** Start RECORDED DATA **

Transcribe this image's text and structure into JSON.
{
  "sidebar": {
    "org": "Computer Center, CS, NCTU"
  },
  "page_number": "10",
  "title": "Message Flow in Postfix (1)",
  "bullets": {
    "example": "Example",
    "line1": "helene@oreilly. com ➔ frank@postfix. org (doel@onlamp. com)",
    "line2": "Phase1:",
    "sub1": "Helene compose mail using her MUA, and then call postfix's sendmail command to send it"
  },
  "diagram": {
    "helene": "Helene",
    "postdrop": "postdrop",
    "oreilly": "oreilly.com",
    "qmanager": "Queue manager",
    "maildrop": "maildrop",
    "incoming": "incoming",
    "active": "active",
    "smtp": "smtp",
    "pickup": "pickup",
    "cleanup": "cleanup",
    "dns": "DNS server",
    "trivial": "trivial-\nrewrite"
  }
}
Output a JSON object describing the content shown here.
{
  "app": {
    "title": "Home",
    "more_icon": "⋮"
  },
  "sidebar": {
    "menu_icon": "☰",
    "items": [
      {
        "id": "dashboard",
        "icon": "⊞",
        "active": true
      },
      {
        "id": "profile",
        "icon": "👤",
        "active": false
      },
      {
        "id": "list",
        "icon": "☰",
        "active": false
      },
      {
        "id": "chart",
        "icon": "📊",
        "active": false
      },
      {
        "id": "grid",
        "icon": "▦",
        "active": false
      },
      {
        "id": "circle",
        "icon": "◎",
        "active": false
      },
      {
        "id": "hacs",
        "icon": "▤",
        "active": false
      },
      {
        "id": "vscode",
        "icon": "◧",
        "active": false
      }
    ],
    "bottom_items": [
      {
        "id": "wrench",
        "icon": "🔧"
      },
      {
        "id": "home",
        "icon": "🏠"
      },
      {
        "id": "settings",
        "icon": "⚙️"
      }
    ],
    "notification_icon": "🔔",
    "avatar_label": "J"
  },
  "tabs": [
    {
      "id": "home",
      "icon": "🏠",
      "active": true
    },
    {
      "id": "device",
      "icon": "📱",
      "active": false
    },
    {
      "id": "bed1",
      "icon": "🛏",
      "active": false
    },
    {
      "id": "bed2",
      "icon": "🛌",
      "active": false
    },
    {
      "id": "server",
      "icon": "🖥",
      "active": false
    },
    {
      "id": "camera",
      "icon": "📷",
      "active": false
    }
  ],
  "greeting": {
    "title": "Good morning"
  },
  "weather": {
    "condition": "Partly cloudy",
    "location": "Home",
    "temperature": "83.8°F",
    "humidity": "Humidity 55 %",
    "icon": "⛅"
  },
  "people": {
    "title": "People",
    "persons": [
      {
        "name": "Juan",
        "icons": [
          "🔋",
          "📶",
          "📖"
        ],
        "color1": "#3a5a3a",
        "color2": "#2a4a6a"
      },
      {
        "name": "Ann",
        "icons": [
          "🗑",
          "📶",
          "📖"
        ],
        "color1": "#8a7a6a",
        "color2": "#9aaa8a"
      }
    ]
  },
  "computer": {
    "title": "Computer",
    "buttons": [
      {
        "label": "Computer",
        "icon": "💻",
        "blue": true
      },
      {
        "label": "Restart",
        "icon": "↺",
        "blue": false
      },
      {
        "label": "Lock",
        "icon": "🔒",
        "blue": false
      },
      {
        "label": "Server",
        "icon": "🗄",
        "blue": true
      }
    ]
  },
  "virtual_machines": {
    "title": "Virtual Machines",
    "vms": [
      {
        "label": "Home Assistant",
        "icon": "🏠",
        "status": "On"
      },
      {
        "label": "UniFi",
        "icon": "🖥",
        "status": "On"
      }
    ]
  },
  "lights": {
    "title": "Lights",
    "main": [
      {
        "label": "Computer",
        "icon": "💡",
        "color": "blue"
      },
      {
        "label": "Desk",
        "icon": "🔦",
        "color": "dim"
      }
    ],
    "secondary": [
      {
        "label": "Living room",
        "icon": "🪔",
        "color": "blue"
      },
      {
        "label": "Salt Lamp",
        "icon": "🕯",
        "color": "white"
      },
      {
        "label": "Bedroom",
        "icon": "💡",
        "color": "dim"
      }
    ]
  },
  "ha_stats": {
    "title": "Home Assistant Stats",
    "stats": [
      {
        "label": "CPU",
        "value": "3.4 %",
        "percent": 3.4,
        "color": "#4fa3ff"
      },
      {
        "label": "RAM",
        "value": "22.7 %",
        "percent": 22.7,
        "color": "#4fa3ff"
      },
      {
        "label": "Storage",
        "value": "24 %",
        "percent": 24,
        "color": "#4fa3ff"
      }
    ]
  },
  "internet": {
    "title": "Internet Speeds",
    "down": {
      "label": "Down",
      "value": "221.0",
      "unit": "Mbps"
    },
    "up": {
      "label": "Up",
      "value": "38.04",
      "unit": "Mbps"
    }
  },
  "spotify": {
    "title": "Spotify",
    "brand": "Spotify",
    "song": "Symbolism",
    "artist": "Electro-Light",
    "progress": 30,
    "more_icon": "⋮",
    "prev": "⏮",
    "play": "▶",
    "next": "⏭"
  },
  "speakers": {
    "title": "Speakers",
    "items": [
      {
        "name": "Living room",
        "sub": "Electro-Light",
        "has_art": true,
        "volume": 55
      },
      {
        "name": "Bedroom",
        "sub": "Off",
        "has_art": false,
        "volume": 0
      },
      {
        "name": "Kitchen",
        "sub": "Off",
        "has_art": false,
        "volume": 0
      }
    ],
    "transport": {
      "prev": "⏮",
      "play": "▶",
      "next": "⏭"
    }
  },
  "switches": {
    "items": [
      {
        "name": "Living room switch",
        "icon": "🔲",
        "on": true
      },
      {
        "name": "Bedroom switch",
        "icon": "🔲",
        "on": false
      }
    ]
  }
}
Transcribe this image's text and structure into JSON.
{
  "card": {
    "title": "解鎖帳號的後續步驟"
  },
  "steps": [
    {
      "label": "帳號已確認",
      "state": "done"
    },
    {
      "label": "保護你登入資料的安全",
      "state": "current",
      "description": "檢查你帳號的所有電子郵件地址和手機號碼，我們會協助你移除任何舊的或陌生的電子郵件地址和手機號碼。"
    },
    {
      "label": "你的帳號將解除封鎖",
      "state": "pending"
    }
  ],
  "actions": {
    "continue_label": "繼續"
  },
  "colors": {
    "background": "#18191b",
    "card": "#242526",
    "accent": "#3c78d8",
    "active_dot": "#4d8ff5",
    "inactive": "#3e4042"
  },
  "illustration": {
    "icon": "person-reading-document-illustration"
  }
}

** End RECORDED DATA **

STATED TASK: Write the material out exactly, with nothing left out.

ANSWER BELOW:
Transcribe this image's text and structure into JSON.
{
  "sidebar": {
    "org": "Computer Center, CS, NCTU"
  },
  "page_number": "10",
  "title": "Message Flow in Postfix (1)",
  "bullets": {
    "example": "Example",
    "line1": "helene@oreilly. com ➔ frank@postfix. org (doel@onlamp. com)",
    "line2": "Phase1:",
    "sub1": "Helene compose mail using her MUA, and then call postfix's sendmail command to send it"
  },
  "diagram": {
    "helene": "Helene",
    "postdrop": "postdrop",
    "oreilly": "oreilly.com",
    "qmanager": "Queue manager",
    "maildrop": "maildrop",
    "incoming": "incoming",
    "active": "active",
    "smtp": "smtp",
    "pickup": "pickup",
    "cleanup": "cleanup",
    "dns": "DNS server",
    "trivial": "trivial-\nrewrite"
  }
}
Output a JSON object describing the content shown here.
{
  "app": {
    "title": "Home",
    "more_icon": "⋮"
  },
  "sidebar": {
    "menu_icon": "☰",
    "items": [
      {
        "id": "dashboard",
        "icon": "⊞",
        "active": true
      },
      {
        "id": "profile",
        "icon": "👤",
        "active": false
      },
      {
        "id": "list",
        "icon": "☰",
        "active": false
      },
      {
        "id": "chart",
        "icon": "📊",
        "active": false
      },
      {
        "id": "grid",
        "icon": "▦",
        "active": false
      },
      {
        "id": "circle",
        "icon": "◎",
        "active": false
      },
      {
        "id": "hacs",
        "icon": "▤",
        "active": false
      },
      {
        "id": "vscode",
        "icon": "◧",
        "active": false
      }
    ],
    "bottom_items": [
      {
        "id": "wrench",
        "icon": "🔧"
      },
      {
        "id": "home",
        "icon": "🏠"
      },
      {
        "id": "settings",
        "icon": "⚙️"
      }
    ],
    "notification_icon": "🔔",
    "avatar_label": "J"
  },
  "tabs": [
    {
      "id": "home",
      "icon": "🏠",
      "active": true
    },
    {
      "id": "device",
      "icon": "📱",
      "active": false
    },
    {
      "id": "bed1",
      "icon": "🛏",
      "active": false
    },
    {
      "id": "bed2",
      "icon": "🛌",
      "active": false
    },
    {
      "id": "server",
      "icon": "🖥",
      "active": false
    },
    {
      "id": "camera",
      "icon": "📷",
      "active": false
    }
  ],
  "greeting": {
    "title": "Good morning"
  },
  "weather": {
    "condition": "Partly cloudy",
    "location": "Home",
    "temperature": "83.8°F",
    "humidity": "Humidity 55 %",
    "icon": "⛅"
  },
  "people": {
    "title": "People",
    "persons": [
      {
        "name": "Juan",
        "icons": [
          "🔋",
          "📶",
          "📖"
        ],
        "color1": "#3a5a3a",
        "color2": "#2a4a6a"
      },
      {
        "name": "Ann",
        "icons": [
          "🗑",
          "📶",
          "📖"
        ],
        "color1": "#8a7a6a",
        "color2": "#9aaa8a"
      }
    ]
  },
  "computer": {
    "title": "Computer",
    "buttons": [
      {
        "label": "Computer",
        "icon": "💻",
        "blue": true
      },
      {
        "label": "Restart",
        "icon": "↺",
        "blue": false
      },
      {
        "label": "Lock",
        "icon": "🔒",
        "blue": false
      },
      {
        "label": "Server",
        "icon": "🗄",
        "blue": true
      }
    ]
  },
  "virtual_machines": {
    "title": "Virtual Machines",
    "vms": [
      {
        "label": "Home Assistant",
        "icon": "🏠",
        "status": "On"
      },
      {
        "label": "UniFi",
        "icon": "🖥",
        "status": "On"
      }
    ]
  },
  "lights": {
    "title": "Lights",
    "main": [
      {
        "label": "Computer",
        "icon": "💡",
        "color": "blue"
      },
      {
        "label": "Desk",
        "icon": "🔦",
        "color": "dim"
      }
    ],
    "secondary": [
      {
        "label": "Living room",
        "icon": "🪔",
        "color": "blue"
      },
      {
        "label": "Salt Lamp",
        "icon": "🕯",
        "color": "white"
      },
      {
        "label": "Bedroom",
        "icon": "💡",
        "color": "dim"
      }
    ]
  },
  "ha_stats": {
    "title": "Home Assistant Stats",
    "stats": [
      {
        "label": "CPU",
        "value": "3.4 %",
        "percent": 3.4,
        "color": "#4fa3ff"
      },
      {
        "label": "RAM",
        "value": "22.7 %",
        "percent": 22.7,
        "color": "#4fa3ff"
      },
      {
        "label": "Storage",
        "value": "24 %",
        "percent": 24,
        "color": "#4fa3ff"
      }
    ]
  },
  "internet": {
    "title": "Internet Speeds",
    "down": {
      "label": "Down",
      "value": "221.0",
      "unit": "Mbps"
    },
    "up": {
      "label": "Up",
      "value": "38.04",
      "unit": "Mbps"
    }
  },
  "spotify": {
    "title": "Spotify",
    "brand": "Spotify",
    "song": "Symbolism",
    "artist": "Electro-Light",
    "progress": 30,
    "more_icon": "⋮",
    "prev": "⏮",
    "play": "▶",
    "next": "⏭"
  },
  "speakers": {
    "title": "Speakers",
    "items": [
      {
        "name": "Living room",
        "sub": "Electro-Light",
        "has_art": true,
        "volume": 55
      },
      {
        "name": "Bedroom",
        "sub": "Off",
        "has_art": false,
        "volume": 0
      },
      {
        "name": "Kitchen",
        "sub": "Off",
        "has_art": false,
        "volume": 0
      }
    ],
    "transport": {
      "prev": "⏮",
      "play": "▶",
      "next": "⏭"
    }
  },
  "switches": {
    "items": [
      {
        "name": "Living room switch",
        "icon": "🔲",
        "on": true
      },
      {
        "name": "Bedroom switch",
        "icon": "🔲",
        "on": false
      }
    ]
  }
}
Transcribe this image's text and structure into JSON.
{
  "card": {
    "title": "解鎖帳號的後續步驟"
  },
  "steps": [
    {
      "label": "帳號已確認",
      "state": "done"
    },
    {
      "label": "保護你登入資料的安全",
      "state": "current",
      "description": "檢查你帳號的所有電子郵件地址和手機號碼，我們會協助你移除任何舊的或陌生的電子郵件地址和手機號碼。"
    },
    {
      "label": "你的帳號將解除封鎖",
      "state": "pending"
    }
  ],
  "actions": {
    "continue_label": "繼續"
  },
  "colors": {
    "background": "#18191b",
    "card": "#242526",
    "accent": "#3c78d8",
    "active_dot": "#4d8ff5",
    "inactive": "#3e4042"
  },
  "illustration": {
    "icon": "person-reading-document-illustration"
  }
}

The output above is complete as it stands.